* _DOCUMENT TEXT_:
* * * * *
Anyway, after some time wishing I was playing Ms. Pacman instead of eating a 5 dollar gas station quality turkey sandwich, the bus came back gleaming with its northbound, equipped with brand new tire fury, and we hopped on.
One reststop later, and I had my Wendy's fix for the first time months.
After a couple more hours, we had made the complete journey from Hotlanta to Charnothotte.
I still have to hold Charlotte as the one NC city I straight up hate. No apparent reason why...
Anyway, good thing I only had to stay at that bus station for an hour. Chris left on the first bus going north, which I didn't get on because it was stopping in Winston-Salem, but not Greensboro. I had to wait for the next line, and while waiting I was approached by two older folk (somewheres around the age of 30) who evidently spent their college years snorting coke, because they couldn't figure out how to read bus numbers.
All this to say I finally got on the bus, to discover to my amusement that I was darn near the only white guy on the bus except for this punk rock girl, who scared me. The rest were a strangely energetic bunch of middle aged African American folk. Strangely energetic, for it being a bus ride at 11:30 at night. Needless to say, it was a 2 hour trip filled with quirky humor, storytelling, and a polyrhythmic aura.
All this to say, I made it home on a Thursday night/early Friday morn to an awaiting family.
* * * * *
* _TASK INSTRUCTIONS_:
1. Express the records as a JSON list of strings, one string per line with blank lines omitted, from their first line up to and including the line with "station-box <box>83 115 123 139</box>".
2. Write the next part of the bus-trip account, continuing from its final sentence.

Records:
* * * * *
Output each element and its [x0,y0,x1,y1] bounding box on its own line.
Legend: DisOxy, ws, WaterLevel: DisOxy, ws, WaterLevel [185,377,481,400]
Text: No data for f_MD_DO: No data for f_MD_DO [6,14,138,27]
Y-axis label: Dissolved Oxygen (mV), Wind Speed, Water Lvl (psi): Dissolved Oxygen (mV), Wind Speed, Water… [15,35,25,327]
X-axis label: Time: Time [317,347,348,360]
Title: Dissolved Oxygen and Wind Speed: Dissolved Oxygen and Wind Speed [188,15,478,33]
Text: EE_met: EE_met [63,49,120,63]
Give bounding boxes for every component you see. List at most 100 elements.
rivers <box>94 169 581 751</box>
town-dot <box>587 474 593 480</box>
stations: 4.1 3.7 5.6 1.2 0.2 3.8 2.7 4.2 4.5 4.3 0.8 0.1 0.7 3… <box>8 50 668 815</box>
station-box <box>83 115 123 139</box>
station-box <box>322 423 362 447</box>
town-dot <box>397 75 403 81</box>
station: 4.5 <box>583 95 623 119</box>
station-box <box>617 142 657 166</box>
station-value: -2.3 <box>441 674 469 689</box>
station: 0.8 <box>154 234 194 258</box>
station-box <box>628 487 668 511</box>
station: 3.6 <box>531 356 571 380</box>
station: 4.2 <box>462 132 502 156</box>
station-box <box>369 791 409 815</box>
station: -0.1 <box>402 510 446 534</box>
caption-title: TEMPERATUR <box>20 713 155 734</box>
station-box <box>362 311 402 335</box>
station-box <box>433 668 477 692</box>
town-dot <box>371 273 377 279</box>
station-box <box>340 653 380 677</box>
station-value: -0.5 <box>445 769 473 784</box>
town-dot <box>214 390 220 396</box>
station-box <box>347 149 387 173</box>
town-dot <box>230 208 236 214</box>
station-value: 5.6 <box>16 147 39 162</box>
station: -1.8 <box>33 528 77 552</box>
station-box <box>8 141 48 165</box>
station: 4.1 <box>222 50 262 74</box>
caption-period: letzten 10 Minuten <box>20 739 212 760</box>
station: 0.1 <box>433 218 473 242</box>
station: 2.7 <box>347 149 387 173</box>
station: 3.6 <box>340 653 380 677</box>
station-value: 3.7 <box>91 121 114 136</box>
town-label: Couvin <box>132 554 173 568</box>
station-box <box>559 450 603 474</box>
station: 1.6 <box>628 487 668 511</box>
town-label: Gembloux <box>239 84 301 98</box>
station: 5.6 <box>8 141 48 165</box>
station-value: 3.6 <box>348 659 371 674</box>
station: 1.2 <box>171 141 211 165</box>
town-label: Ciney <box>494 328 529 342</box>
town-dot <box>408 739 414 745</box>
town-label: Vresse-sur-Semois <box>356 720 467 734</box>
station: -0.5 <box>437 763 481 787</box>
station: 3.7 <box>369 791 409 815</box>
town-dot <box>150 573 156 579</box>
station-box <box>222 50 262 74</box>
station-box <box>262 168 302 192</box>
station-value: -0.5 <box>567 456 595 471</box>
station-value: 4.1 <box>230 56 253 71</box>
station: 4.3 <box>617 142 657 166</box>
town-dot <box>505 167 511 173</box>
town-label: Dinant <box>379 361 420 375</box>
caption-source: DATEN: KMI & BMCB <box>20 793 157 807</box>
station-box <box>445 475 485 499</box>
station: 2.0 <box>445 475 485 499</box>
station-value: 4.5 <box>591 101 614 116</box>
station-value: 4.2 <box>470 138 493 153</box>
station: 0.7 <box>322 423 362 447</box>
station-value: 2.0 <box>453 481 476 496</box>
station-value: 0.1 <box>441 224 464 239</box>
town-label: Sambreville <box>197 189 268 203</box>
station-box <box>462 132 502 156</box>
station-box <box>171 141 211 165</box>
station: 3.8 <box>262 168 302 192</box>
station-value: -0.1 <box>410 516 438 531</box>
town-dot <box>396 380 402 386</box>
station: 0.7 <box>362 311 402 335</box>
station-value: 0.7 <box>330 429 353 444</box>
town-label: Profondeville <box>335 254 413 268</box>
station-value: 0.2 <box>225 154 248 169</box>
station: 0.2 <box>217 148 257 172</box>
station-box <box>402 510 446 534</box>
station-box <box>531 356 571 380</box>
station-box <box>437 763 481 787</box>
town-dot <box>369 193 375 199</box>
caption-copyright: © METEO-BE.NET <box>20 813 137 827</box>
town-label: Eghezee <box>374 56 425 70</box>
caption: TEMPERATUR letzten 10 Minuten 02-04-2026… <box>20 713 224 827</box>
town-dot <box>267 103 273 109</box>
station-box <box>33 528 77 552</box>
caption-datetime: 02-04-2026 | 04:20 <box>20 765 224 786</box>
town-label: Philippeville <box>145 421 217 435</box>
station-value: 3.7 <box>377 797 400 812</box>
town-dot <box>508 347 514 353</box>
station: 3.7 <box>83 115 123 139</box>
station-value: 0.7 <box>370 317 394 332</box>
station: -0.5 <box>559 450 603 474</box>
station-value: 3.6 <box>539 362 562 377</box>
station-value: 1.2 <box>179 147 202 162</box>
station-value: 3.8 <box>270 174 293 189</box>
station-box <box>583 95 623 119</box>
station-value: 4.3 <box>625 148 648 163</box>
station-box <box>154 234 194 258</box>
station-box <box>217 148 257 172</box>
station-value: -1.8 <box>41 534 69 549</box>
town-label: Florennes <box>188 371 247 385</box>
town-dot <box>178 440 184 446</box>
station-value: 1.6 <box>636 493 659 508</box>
* * * * *
* _RESULTS FOR THE EXERCISE_:
1.
[
  "Output each element and its [x0,y0,x1,y1] bounding box on its own line.",
  "Legend: DisOxy, ws, WaterLevel: DisOxy, ws, WaterLevel [185,377,481,400]",
  "Text: No data for f_MD_DO: No data for f_MD_DO [6,14,138,27]",
  "Y-axis label: Dissolved Oxygen (mV), Wind Speed, Water Lvl (psi): Dissolved Oxygen (mV), Wind Speed, Water… [15,35,25,327]",
  "X-axis label: Time: Time [317,347,348,360]",
  "Title: Dissolved Oxygen and Wind Speed: Dissolved Oxygen and Wind Speed [188,15,478,33]",
  "Text: EE_met: EE_met [63,49,120,63]",
  "Give bounding boxes for every component you see. List at most 100 elements.",
  "rivers <box>94 169 581 751</box>",
  "town-dot <box>587 474 593 480</box>",
  "stations: 4.1 3.7 5.6 1.2 0.2 3.8 2.7 4.2 4.5 4.3 0.8 0.1 0.7 3… <box>8 50 668 815</box>",
  "station-box <box>83 115 123 139</box>"
]

2.
I have come to reclaim the throne of Greensboro and to smite the foes of cool.
So if you didn't know I was back, now it's official for you. As to the entire story...it's a saga for certain, the reason for my reluctant return a book in itself.

Friday, April 09, 2004

What really tickled my pickle today was having yet another run in with The Most Notorious and Sleaziest Cab Driver in the World, (whom I shall christen as "Bucky", for lack of a more appropriate name). What tickled my pickle further was finding out that Bucky also runs a carnival during the summer months with his likely-to-be-just-as-notorious-and-sleazy-brother, and that he's been "all up n' down the east coast"...including my hometown. I politely affirmed...in my head I was shuddering.
But despite the fearsome 2 foot long mullet that Bucky sports, and his preclusion towards the odder occupations held in society (he's a f#$@in' carnie for cryin' out loud), there is something strangely charming and moreover, fascinatingly humorous about him.
And nothing like headbanging to classic rock with some over-the-hill-taxi driver.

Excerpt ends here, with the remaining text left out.